*What you are asked to do*. Find the lines that contain the word "ylabel" and copy each one.

*Data in this exercise*.

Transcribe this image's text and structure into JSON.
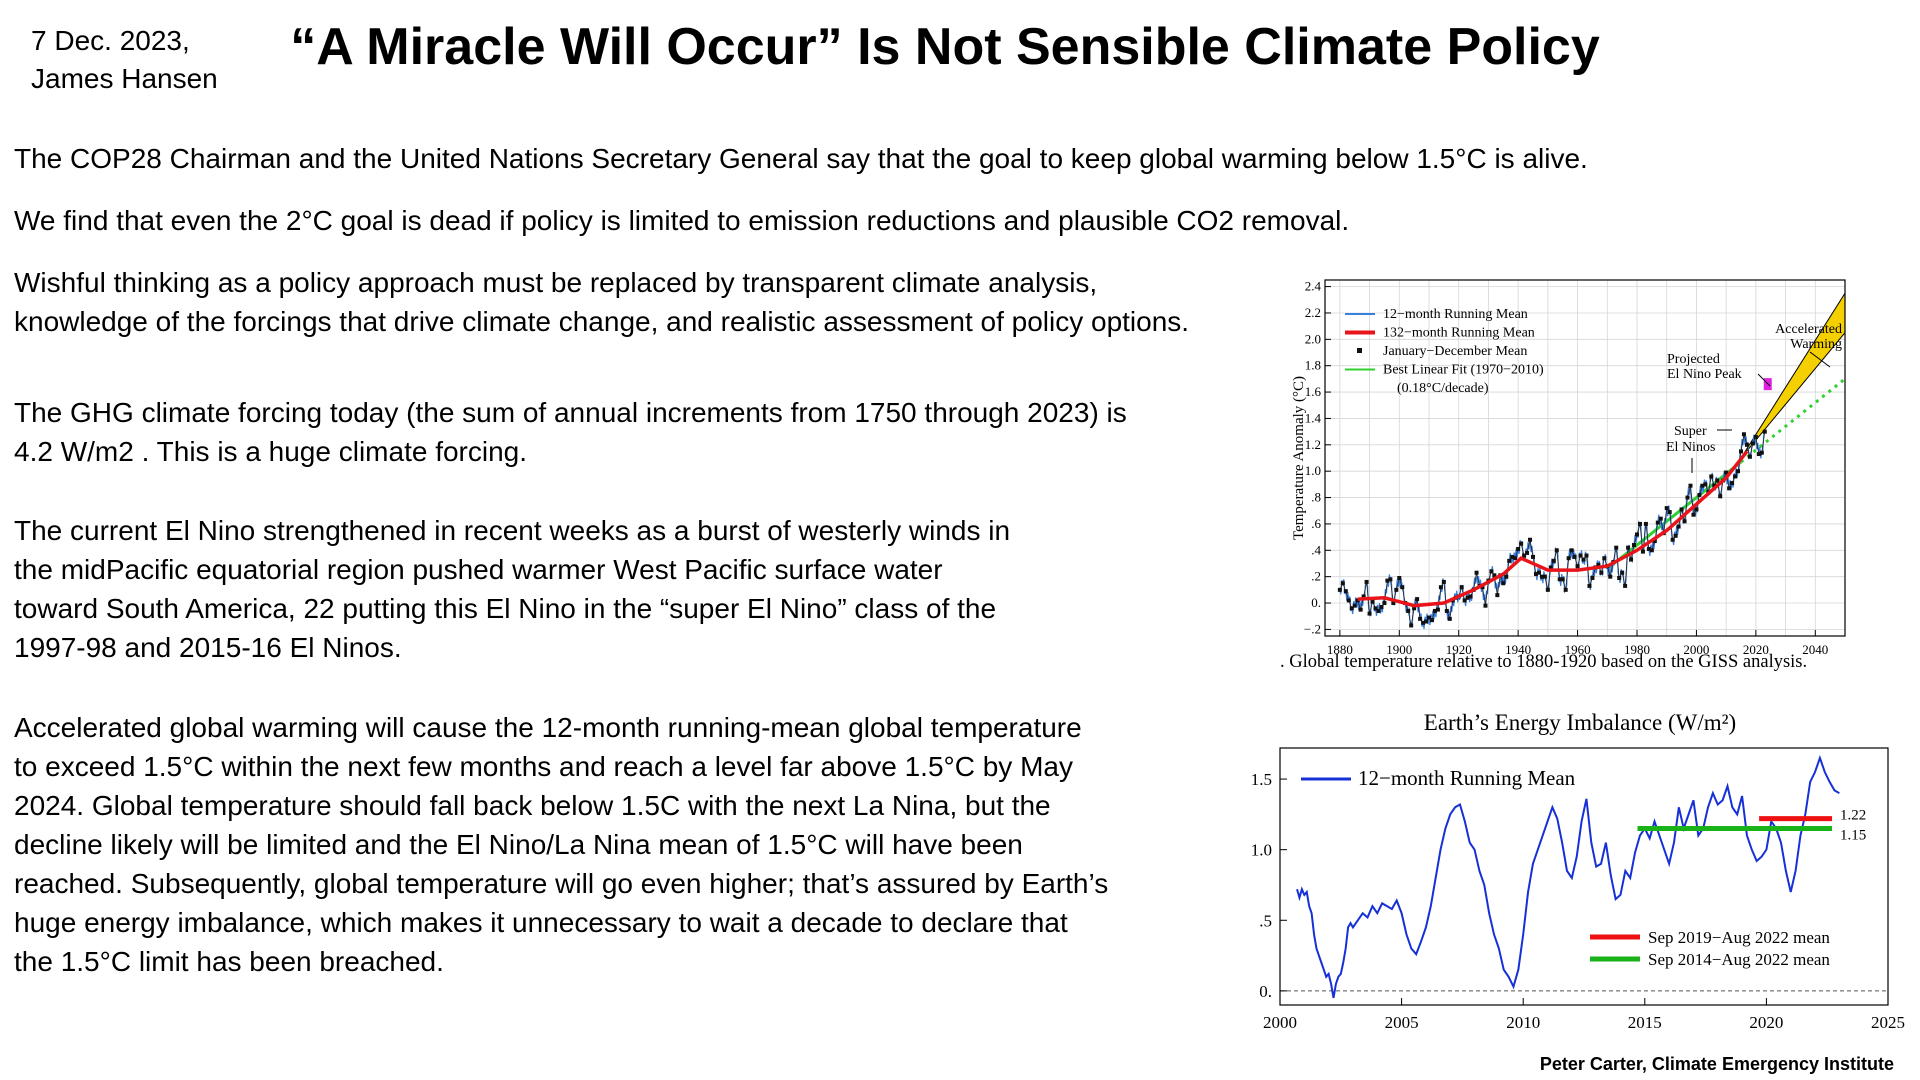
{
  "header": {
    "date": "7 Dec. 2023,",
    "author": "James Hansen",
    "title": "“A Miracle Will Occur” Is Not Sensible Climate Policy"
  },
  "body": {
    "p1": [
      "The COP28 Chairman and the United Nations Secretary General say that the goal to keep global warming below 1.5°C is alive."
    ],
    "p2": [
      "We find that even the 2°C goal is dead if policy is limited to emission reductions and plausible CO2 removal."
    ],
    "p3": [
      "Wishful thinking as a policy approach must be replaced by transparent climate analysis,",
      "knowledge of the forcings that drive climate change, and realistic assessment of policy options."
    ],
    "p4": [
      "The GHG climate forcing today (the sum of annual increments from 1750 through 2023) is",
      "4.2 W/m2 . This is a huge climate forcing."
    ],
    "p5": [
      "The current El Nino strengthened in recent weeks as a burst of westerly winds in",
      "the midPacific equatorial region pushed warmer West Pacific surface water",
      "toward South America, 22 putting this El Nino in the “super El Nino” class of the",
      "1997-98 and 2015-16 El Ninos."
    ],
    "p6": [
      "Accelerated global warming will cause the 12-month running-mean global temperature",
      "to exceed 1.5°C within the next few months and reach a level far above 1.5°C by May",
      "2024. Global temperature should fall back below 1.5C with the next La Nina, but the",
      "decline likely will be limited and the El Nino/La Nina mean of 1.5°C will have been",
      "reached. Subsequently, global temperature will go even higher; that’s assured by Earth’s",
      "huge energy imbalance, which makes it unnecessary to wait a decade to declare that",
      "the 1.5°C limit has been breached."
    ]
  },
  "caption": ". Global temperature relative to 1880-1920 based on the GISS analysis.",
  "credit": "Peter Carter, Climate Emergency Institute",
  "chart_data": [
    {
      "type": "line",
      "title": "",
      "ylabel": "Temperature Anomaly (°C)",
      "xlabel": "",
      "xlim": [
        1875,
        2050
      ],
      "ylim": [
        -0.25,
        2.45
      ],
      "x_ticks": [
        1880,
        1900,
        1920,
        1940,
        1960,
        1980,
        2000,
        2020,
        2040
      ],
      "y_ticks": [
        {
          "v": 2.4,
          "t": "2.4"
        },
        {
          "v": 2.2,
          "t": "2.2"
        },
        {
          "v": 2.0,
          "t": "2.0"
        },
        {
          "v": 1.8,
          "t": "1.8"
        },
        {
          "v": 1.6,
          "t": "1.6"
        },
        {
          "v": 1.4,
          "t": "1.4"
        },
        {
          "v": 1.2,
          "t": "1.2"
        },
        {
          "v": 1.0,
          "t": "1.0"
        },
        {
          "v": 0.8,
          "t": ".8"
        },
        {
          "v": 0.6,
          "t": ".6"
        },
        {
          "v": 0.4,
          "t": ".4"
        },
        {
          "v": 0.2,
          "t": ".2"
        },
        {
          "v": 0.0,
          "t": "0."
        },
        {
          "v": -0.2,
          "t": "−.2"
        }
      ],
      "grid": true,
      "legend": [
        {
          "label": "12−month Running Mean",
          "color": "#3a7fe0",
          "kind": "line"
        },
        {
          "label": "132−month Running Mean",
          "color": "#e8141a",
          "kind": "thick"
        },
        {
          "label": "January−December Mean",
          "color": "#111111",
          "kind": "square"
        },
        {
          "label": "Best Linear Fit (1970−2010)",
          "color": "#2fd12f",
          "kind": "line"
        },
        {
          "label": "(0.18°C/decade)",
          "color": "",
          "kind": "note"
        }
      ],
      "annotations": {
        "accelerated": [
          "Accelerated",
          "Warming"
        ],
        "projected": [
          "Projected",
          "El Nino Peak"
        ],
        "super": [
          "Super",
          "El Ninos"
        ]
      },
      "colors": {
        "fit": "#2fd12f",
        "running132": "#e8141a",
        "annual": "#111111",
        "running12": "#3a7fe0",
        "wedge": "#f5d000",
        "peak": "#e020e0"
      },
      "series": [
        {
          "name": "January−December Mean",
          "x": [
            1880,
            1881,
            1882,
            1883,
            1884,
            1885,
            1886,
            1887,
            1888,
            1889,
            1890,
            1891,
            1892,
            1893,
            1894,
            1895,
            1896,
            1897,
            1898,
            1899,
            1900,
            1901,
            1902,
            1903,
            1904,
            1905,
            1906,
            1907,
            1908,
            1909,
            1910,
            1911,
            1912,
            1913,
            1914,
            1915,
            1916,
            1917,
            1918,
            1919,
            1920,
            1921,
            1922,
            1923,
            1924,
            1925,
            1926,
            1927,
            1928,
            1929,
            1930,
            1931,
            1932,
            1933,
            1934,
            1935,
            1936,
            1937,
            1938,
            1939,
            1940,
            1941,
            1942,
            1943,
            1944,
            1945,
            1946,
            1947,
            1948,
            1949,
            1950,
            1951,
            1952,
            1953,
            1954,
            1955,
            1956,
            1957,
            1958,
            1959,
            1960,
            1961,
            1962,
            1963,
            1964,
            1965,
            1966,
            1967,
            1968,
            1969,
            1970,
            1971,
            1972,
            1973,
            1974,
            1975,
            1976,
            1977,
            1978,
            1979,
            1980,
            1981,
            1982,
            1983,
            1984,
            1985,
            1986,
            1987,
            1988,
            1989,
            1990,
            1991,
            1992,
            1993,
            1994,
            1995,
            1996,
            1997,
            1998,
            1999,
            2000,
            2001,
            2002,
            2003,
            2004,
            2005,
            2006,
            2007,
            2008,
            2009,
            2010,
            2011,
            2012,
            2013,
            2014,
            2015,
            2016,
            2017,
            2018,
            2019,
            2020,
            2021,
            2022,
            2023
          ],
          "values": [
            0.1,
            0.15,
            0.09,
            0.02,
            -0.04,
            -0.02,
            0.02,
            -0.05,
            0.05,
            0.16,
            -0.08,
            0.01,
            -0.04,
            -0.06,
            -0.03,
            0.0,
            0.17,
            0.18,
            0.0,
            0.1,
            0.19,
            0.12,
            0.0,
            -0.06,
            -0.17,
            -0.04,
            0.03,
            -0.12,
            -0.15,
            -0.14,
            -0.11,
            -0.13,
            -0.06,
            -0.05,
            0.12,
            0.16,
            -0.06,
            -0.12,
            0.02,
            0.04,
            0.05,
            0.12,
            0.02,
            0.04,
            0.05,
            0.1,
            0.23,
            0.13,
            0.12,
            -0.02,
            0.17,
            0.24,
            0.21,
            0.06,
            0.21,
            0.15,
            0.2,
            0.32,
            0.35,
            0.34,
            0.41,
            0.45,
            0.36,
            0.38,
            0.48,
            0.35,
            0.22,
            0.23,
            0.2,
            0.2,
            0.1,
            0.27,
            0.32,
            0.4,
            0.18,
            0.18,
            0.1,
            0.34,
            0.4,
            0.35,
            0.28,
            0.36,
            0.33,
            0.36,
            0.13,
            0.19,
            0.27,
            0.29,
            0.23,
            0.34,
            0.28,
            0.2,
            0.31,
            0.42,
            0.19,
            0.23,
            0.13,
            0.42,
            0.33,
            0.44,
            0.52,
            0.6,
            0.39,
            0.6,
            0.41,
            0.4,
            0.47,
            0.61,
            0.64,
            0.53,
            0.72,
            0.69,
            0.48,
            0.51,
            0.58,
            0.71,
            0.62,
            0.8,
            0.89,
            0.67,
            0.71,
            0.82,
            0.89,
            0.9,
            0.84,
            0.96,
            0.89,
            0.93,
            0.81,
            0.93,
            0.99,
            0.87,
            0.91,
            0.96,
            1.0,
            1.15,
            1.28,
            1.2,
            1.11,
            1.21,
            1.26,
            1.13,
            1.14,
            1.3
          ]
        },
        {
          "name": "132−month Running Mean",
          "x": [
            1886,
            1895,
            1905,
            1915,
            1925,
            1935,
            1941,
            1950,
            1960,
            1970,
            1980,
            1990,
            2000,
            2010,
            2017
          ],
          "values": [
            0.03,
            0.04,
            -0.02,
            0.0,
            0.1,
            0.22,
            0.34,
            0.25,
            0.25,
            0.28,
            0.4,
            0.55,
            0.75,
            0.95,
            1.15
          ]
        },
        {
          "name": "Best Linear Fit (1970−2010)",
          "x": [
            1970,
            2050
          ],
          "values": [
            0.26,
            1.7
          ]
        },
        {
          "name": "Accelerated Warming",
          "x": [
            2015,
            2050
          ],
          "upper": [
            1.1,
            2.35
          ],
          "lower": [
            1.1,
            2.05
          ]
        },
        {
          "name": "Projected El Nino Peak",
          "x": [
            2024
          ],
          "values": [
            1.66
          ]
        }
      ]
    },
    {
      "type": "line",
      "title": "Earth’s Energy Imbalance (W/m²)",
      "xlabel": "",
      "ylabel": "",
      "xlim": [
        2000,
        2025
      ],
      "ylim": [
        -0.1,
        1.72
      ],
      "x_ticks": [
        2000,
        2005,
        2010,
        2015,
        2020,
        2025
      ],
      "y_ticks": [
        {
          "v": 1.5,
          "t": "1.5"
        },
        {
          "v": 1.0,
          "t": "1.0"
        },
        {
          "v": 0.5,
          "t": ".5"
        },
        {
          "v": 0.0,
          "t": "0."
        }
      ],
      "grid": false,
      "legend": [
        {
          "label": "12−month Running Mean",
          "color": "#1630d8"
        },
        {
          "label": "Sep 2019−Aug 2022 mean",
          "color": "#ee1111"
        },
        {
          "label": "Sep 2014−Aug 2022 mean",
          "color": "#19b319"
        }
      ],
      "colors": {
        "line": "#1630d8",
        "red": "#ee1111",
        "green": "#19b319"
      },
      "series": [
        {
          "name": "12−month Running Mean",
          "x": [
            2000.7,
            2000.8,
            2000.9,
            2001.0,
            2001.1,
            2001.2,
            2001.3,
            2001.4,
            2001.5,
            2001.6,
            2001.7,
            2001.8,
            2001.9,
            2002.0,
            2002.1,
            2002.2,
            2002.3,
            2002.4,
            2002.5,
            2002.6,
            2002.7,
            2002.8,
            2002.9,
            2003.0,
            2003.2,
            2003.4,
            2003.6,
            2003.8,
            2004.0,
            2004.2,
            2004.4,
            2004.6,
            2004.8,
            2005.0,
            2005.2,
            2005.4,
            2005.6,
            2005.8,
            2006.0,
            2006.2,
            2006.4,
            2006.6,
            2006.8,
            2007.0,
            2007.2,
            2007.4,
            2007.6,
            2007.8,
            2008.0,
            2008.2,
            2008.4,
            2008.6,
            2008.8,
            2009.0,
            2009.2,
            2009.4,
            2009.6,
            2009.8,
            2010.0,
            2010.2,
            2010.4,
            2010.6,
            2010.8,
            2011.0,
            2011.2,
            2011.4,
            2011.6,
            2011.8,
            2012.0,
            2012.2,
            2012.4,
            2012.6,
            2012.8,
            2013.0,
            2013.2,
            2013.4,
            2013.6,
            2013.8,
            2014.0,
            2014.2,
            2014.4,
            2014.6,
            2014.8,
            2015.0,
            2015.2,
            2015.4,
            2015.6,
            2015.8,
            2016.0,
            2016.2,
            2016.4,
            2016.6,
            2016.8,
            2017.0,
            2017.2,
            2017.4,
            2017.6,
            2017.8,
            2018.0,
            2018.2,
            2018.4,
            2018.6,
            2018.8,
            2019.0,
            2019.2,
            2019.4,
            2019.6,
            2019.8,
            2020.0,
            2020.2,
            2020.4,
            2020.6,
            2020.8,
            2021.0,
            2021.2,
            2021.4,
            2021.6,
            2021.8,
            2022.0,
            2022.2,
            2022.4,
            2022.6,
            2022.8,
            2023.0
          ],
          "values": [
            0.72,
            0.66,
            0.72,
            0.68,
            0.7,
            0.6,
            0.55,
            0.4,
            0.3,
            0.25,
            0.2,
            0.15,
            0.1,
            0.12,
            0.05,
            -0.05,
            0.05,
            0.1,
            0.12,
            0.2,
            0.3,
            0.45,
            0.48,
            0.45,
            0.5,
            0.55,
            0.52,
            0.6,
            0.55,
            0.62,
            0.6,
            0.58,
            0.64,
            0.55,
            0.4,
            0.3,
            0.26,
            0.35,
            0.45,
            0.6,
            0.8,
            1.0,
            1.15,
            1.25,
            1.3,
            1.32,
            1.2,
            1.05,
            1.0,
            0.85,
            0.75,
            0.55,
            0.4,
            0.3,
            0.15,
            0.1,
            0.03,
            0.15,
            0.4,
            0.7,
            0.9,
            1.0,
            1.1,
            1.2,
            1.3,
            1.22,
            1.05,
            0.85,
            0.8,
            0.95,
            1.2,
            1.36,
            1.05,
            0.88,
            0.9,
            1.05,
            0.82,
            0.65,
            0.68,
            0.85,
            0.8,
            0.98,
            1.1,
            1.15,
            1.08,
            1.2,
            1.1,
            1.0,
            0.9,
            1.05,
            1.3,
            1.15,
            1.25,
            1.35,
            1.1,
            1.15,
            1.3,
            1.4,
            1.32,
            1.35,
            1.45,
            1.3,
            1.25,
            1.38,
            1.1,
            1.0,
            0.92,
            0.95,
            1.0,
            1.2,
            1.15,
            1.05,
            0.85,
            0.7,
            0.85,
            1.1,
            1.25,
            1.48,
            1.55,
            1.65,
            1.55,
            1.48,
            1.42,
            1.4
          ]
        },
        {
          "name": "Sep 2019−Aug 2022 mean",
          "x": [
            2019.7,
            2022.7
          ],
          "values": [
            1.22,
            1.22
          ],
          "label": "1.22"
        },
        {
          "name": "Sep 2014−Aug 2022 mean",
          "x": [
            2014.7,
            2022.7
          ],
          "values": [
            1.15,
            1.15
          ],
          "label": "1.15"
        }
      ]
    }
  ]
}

*Problem solution*.
      "ylabel": "Temperature Anomaly (°C)",
      "ylabel": "",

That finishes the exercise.